- [Exercise task]
Copy out each line in the material below that has the word "works".

(Stored records)
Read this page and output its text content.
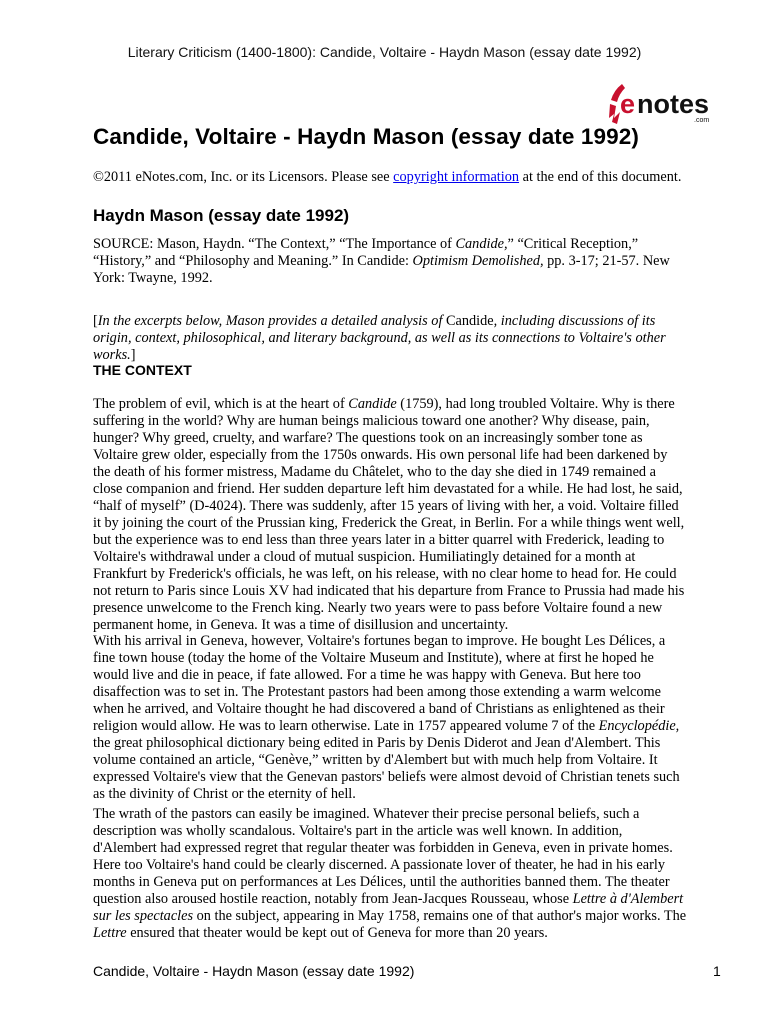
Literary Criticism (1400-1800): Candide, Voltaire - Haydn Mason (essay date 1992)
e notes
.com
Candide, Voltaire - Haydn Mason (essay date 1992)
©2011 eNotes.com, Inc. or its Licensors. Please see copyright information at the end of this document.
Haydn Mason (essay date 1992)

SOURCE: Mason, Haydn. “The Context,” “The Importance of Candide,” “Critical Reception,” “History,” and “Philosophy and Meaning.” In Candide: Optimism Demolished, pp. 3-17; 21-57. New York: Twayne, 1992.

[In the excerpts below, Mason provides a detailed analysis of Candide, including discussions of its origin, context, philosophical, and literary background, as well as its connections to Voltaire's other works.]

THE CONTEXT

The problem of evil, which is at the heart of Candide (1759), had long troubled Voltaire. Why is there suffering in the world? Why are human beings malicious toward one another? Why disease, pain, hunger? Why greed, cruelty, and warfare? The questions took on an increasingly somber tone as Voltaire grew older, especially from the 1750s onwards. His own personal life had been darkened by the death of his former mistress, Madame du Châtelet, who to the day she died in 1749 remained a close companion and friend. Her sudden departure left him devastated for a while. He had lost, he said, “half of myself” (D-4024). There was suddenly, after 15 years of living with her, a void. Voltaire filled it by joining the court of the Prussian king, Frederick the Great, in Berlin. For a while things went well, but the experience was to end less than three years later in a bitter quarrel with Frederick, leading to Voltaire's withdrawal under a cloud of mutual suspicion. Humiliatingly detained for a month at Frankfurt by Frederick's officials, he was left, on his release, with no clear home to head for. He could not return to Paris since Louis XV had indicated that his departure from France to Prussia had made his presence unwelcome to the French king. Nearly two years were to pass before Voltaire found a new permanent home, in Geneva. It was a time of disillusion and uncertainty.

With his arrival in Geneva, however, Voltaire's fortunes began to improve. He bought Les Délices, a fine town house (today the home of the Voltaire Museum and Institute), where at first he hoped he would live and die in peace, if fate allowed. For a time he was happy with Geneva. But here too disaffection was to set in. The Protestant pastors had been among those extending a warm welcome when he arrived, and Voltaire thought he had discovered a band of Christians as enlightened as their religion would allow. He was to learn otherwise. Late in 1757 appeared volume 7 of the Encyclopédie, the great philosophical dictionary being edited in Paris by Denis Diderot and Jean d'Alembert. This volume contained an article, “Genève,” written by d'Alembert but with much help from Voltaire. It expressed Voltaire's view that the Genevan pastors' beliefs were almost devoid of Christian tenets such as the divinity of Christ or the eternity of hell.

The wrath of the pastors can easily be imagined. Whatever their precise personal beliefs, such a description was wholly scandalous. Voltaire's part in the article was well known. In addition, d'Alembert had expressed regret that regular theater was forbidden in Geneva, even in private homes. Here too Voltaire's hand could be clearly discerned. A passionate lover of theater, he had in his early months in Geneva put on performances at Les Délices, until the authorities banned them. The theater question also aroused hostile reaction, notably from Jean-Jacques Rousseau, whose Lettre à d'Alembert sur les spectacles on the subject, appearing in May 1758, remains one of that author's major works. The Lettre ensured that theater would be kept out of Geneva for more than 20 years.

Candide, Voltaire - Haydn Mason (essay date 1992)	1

--

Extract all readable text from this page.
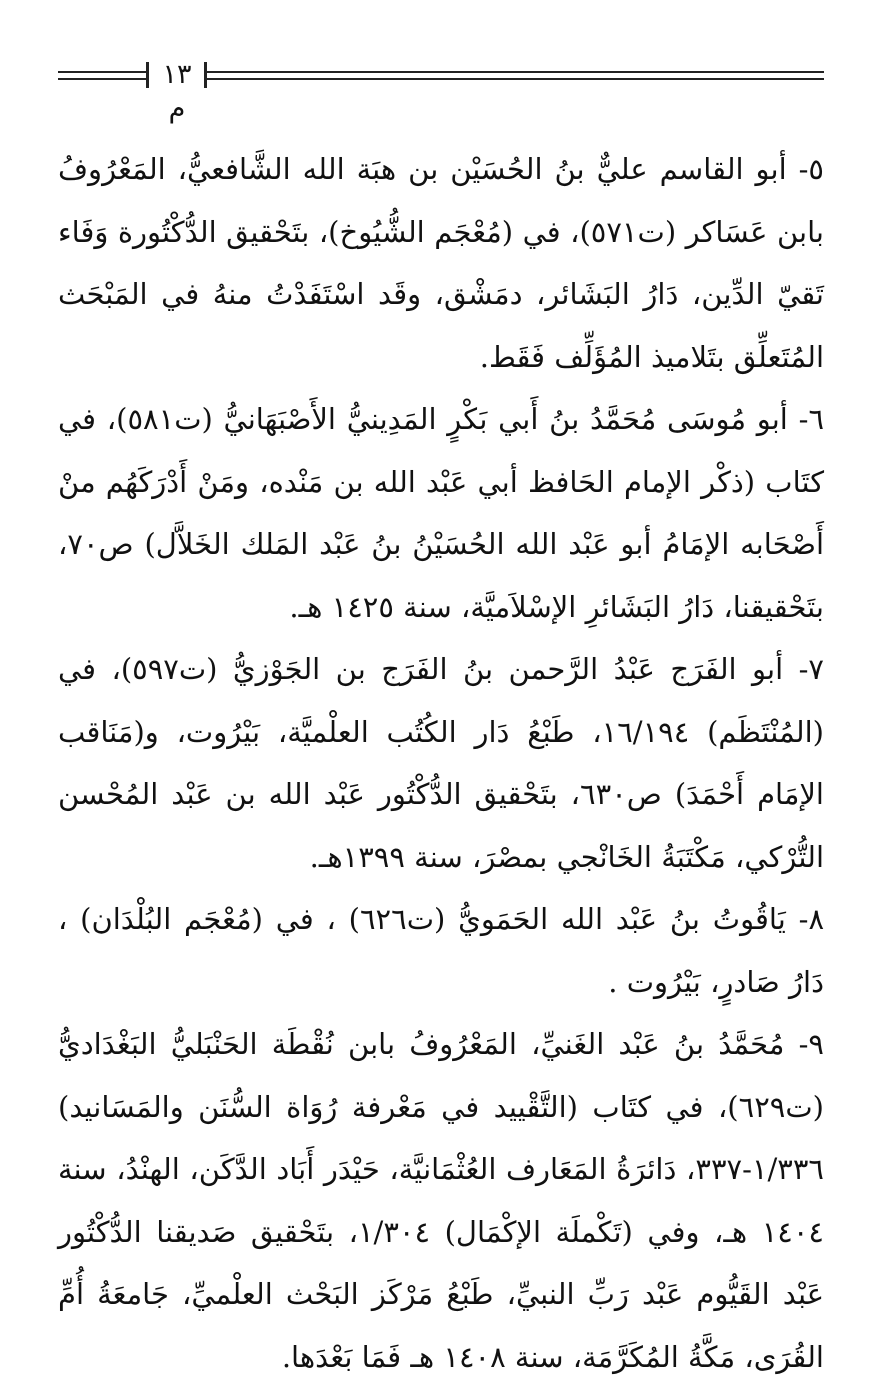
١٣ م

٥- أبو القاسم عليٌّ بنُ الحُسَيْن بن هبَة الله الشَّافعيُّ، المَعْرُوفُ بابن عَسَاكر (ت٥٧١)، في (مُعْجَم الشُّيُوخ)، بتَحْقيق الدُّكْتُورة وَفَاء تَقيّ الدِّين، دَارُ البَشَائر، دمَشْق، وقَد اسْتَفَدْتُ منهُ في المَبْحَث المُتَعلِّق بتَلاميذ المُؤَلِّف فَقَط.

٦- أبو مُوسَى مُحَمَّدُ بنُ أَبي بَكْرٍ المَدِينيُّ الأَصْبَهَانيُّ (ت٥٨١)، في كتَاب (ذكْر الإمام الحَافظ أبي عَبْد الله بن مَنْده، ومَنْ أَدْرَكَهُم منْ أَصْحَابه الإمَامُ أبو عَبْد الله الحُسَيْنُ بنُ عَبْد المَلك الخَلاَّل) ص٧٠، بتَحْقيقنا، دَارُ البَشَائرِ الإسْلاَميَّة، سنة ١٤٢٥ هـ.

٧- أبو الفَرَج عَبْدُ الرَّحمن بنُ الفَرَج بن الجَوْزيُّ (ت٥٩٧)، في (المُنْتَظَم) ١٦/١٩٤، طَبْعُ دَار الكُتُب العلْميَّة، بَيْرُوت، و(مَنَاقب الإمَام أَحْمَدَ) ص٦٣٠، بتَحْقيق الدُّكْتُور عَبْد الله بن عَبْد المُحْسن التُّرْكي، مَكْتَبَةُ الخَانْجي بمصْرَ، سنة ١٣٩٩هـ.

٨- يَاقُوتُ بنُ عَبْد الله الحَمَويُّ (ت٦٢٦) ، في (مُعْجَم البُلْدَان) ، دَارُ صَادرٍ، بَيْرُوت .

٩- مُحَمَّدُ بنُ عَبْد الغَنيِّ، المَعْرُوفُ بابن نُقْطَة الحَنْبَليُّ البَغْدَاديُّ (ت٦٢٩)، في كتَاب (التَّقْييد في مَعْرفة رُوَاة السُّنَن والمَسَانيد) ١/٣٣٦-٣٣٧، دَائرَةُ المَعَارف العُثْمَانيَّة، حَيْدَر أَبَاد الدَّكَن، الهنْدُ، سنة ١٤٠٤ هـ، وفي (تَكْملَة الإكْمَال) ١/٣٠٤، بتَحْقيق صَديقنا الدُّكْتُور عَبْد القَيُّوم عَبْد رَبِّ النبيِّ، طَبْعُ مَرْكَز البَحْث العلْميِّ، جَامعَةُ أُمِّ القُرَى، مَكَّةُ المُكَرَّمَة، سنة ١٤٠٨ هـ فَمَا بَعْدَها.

- [Correct response]
[In the excerpts below, Mason provides a detailed analysis of Candide, including discussions of its origin, context, philosophical, and literary background, as well as its connections to Voltaire's other works.]
The wrath of the pastors can easily be imagined. Whatever their precise personal beliefs, such a description was wholly scandalous. Voltaire's part in the article was well known. In addition, d'Alembert had expressed regret that regular theater was forbidden in Geneva, even in private homes. Here too Voltaire's hand could be clearly discerned. A passionate lover of theater, he had in his early months in Geneva put on performances at Les Délices, until the authorities banned them. The theater question also aroused hostile reaction, notably from Jean-Jacques Rousseau, whose Lettre à d'Alembert sur les spectacles on the subject, appearing in May 1758, remains one of that author's major works. The Lettre ensured that theater would be kept out of Geneva for more than 20 years.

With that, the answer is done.